◆ Exercise goal
Give every line of the material below as a Markdown table with two columns, Row and Line. Put a row number in Row and the line itself in Line, and leave out any blank lines.

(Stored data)
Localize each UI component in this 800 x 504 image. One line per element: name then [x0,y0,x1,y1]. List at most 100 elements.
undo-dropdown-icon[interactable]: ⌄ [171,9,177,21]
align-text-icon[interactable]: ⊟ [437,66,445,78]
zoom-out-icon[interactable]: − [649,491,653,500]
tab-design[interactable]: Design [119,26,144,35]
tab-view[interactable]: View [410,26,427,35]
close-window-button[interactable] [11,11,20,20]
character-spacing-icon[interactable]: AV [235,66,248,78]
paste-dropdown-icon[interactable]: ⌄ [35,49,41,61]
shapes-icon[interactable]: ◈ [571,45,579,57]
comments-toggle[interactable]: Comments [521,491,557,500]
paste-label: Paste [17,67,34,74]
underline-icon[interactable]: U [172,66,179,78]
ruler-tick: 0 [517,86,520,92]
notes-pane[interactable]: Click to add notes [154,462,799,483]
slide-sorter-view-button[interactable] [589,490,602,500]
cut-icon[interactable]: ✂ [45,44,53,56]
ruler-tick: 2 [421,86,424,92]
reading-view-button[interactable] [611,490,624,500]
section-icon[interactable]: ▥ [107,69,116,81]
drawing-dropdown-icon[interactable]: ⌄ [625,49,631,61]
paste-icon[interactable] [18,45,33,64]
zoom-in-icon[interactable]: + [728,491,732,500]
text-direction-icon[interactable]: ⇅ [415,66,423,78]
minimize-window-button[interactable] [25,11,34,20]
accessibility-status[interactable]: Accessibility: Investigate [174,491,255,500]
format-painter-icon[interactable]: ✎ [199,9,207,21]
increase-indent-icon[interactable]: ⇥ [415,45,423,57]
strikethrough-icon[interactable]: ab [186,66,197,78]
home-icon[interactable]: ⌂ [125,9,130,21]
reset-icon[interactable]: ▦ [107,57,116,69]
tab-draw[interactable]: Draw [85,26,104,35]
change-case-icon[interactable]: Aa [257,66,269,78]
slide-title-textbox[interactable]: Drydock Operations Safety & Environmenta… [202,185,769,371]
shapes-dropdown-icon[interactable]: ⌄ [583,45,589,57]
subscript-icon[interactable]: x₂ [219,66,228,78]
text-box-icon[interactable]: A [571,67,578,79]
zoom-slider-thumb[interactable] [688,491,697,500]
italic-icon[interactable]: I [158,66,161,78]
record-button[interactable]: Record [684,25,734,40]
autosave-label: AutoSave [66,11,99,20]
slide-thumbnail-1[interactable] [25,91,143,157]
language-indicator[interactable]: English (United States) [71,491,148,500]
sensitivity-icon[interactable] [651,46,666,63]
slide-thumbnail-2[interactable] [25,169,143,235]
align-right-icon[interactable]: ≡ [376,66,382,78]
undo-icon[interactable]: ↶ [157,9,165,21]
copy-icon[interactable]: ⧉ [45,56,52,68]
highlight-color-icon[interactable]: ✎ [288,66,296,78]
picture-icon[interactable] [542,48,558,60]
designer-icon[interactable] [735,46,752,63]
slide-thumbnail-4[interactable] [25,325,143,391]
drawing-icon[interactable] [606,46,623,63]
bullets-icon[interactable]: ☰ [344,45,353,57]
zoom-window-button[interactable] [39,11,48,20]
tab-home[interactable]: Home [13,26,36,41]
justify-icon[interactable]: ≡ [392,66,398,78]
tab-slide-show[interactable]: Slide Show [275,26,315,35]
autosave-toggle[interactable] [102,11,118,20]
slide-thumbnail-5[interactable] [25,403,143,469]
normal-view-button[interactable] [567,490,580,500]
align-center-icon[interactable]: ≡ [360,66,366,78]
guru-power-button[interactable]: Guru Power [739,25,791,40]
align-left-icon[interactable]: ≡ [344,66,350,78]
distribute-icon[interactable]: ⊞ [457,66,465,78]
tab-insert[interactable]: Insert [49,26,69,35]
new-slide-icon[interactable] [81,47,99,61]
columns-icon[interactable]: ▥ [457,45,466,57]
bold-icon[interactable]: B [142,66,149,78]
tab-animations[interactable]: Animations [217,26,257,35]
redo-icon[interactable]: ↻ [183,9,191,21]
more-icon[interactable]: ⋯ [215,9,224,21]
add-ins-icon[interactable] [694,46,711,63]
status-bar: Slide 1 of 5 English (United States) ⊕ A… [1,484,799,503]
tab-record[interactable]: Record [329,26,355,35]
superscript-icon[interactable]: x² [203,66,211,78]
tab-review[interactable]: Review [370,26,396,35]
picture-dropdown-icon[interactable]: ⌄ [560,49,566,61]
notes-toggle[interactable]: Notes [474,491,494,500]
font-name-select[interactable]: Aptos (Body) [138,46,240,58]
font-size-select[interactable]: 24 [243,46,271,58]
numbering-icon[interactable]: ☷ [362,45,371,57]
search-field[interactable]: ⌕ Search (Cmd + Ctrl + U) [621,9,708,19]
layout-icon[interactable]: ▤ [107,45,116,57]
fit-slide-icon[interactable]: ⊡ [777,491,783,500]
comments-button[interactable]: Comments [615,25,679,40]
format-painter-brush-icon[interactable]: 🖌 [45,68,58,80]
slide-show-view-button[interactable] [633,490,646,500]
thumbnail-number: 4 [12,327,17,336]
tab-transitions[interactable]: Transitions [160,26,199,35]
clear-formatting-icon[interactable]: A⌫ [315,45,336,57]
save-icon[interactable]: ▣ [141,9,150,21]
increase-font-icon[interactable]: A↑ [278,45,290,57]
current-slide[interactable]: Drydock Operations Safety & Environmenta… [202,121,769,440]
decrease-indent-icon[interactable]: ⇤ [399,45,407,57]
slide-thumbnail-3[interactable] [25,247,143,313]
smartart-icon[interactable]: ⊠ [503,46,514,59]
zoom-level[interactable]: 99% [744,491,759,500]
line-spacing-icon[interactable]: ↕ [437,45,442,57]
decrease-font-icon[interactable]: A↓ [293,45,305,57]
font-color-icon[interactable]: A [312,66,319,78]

◆ Expected answer
| Row | Line |
|---|---|
| 1 | Localize each UI component in this 800 x 504 image. One line per element: name then [x0,y0,x1,y1]. List at most 100 elements. |
| 2 | undo-dropdown-icon[interactable]: ⌄ [171,9,177,21] |
| 3 | align-text-icon[interactable]: ⊟ [437,66,445,78] |
| 4 | zoom-out-icon[interactable]: − [649,491,653,500] |
| 5 | tab-design[interactable]: Design [119,26,144,35] |
| 6 | tab-view[interactable]: View [410,26,427,35] |
| 7 | close-window-button[interactable] [11,11,20,20] |
| 8 | character-spacing-icon[interactable]: AV [235,66,248,78] |
| 9 | paste-dropdown-icon[interactable]: ⌄ [35,49,41,61] |
| 10 | shapes-icon[interactable]: ◈ [571,45,579,57] |
| 11 | comments-toggle[interactable]: Comments [521,491,557,500] |
| 12 | paste-label: Paste [17,67,34,74] |
| 13 | underline-icon[interactable]: U [172,66,179,78] |
| 14 | ruler-tick: 0 [517,86,520,92] |
| 15 | notes-pane[interactable]: Click to add notes [154,462,799,483] |
| 16 | slide-sorter-view-button[interactable] [589,490,602,500] |
| 17 | cut-icon[interactable]: ✂ [45,44,53,56] |
| 18 | ruler-tick: 2 [421,86,424,92] |
| 19 | reading-view-button[interactable] [611,490,624,500] |
| 20 | section-icon[interactable]: ▥ [107,69,116,81] |
| 21 | drawing-dropdown-icon[interactable]: ⌄ [625,49,631,61] |
| 22 | paste-icon[interactable] [18,45,33,64] |
| 23 | zoom-in-icon[interactable]: + [728,491,732,500] |
| 24 | text-direction-icon[interactable]: ⇅ [415,66,423,78] |
| 25 | minimize-window-button[interactable] [25,11,34,20] |
| 26 | accessibility-status[interactable]: Accessibility: Investigate [174,491,255,500] |
| 27 | format-painter-icon[interactable]: ✎ [199,9,207,21] |
| 28 | increase-indent-icon[interactable]: ⇥ [415,45,423,57] |
| 29 | strikethrough-icon[interactable]: ab [186,66,197,78] |
| 30 | home-icon[interactable]: ⌂ [125,9,130,21] |
| 31 | reset-icon[interactable]: ▦ [107,57,116,69] |
| 32 | tab-draw[interactable]: Draw [85,26,104,35] |
| 33 | change-case-icon[interactable]: Aa [257,66,269,78] |
| 34 | slide-title-textbox[interactable]: Drydock Operations Safety & Environmenta… [202,185,769,371] |
| 35 | shapes-dropdown-icon[interactable]: ⌄ [583,45,589,57] |
| 36 | subscript-icon[interactable]: x₂ [219,66,228,78] |
| 37 | text-box-icon[interactable]: A [571,67,578,79] |
| 38 | zoom-slider-thumb[interactable] [688,491,697,500] |
| 39 | italic-icon[interactable]: I [158,66,161,78] |
| 40 | record-button[interactable]: Record [684,25,734,40] |
| 41 | autosave-label: AutoSave [66,11,99,20] |
| 42 | slide-thumbnail-1[interactable] [25,91,143,157] |
| 43 | language-indicator[interactable]: English (United States) [71,491,148,500] |
| 44 | sensitivity-icon[interactable] [651,46,666,63] |
| 45 | slide-thumbnail-2[interactable] [25,169,143,235] |
| 46 | align-right-icon[interactable]: ≡ [376,66,382,78] |
| 47 | undo-icon[interactable]: ↶ [157,9,165,21] |
| 48 | copy-icon[interactable]: ⧉ [45,56,52,68] |
| 49 | highlight-color-icon[interactable]: ✎ [288,66,296,78] |
| 50 | picture-icon[interactable] [542,48,558,60] |
| 51 | designer-icon[interactable] [735,46,752,63] |
| 52 | slide-thumbnail-4[interactable] [25,325,143,391] |
| 53 | drawing-icon[interactable] [606,46,623,63] |
| 54 | bullets-icon[interactable]: ☰ [344,45,353,57] |
| 55 | zoom-window-button[interactable] [39,11,48,20] |
| 56 | tab-home[interactable]: Home [13,26,36,41] |
| 57 | justify-icon[interactable]: ≡ [392,66,398,78] |
| 58 | tab-slide-show[interactable]: Slide Show [275,26,315,35] |
| 59 | autosave-toggle[interactable] [102,11,118,20] |
| 60 | slide-thumbnail-5[interactable] [25,403,143,469] |
| 61 | normal-view-button[interactable] [567,490,580,500] |
| 62 | align-center-icon[interactable]: ≡ [360,66,366,78] |
| 63 | guru-power-button[interactable]: Guru Power [739,25,791,40] |
| 64 | align-left-icon[interactable]: ≡ [344,66,350,78] |
| 65 | distribute-icon[interactable]: ⊞ [457,66,465,78] |
| 66 | tab-insert[interactable]: Insert [49,26,69,35] |
| 67 | new-slide-icon[interactable] [81,47,99,61] |
| 68 | columns-icon[interactable]: ▥ [457,45,466,57] |
| 69 | bold-icon[interactable]: B [142,66,149,78] |
| 70 | tab-animations[interactable]: Animations [217,26,257,35] |
| 71 | redo-icon[interactable]: ↻ [183,9,191,21] |
| 72 | more-icon[interactable]: ⋯ [215,9,224,21] |
| 73 | add-ins-icon[interactable] [694,46,711,63] |
| 74 | status-bar: Slide 1 of 5 English (United States) ⊕ A… [1,484,799,503] |
| 75 | tab-record[interactable]: Record [329,26,355,35] |
| 76 | superscript-icon[interactable]: x² [203,66,211,78] |
| 77 | tab-review[interactable]: Review [370,26,396,35] |
| 78 | picture-dropdown-icon[interactable]: ⌄ [560,49,566,61] |
| 79 | notes-toggle[interactable]: Notes [474,491,494,500] |
| 80 | font-name-select[interactable]: Aptos (Body) [138,46,240,58] |
| 81 | font-size-select[interactable]: 24 [243,46,271,58] |
| 82 | numbering-icon[interactable]: ☷ [362,45,371,57] |
| 83 | search-field[interactable]: ⌕ Search (Cmd + Ctrl + U) [621,9,708,19] |
| 84 | layout-icon[interactable]: ▤ [107,45,116,57] |
| 85 | fit-slide-icon[interactable]: ⊡ [777,491,783,500] |
| 86 | comments-button[interactable]: Comments [615,25,679,40] |
| 87 | format-painter-brush-icon[interactable]: 🖌 [45,68,58,80] |
| 88 | slide-show-view-button[interactable] [633,490,646,500] |
| 89 | thumbnail-number: 4 [12,327,17,336] |
| 90 | tab-transitions[interactable]: Transitions [160,26,199,35] |
| 91 | clear-formatting-icon[interactable]: A⌫ [315,45,336,57] |
| 92 | save-icon[interactable]: ▣ [141,9,150,21] |
| 93 | increase-font-icon[interactable]: A↑ [278,45,290,57] |
| 94 | current-slide[interactable]: Drydock Operations Safety & Environmenta… [202,121,769,440] |
| 95 | decrease-indent-icon[interactable]: ⇤ [399,45,407,57] |
| 96 | slide-thumbnail-3[interactable] [25,247,143,313] |
| 97 | smartart-icon[interactable]: ⊠ [503,46,514,59] |
| 98 | zoom-level[interactable]: 99% [744,491,759,500] |
| 99 | line-spacing-icon[interactable]: ↕ [437,45,442,57] |
| 100 | decrease-font-icon[interactable]: A↓ [293,45,305,57] |
| 101 | font-color-icon[interactable]: A [312,66,319,78] |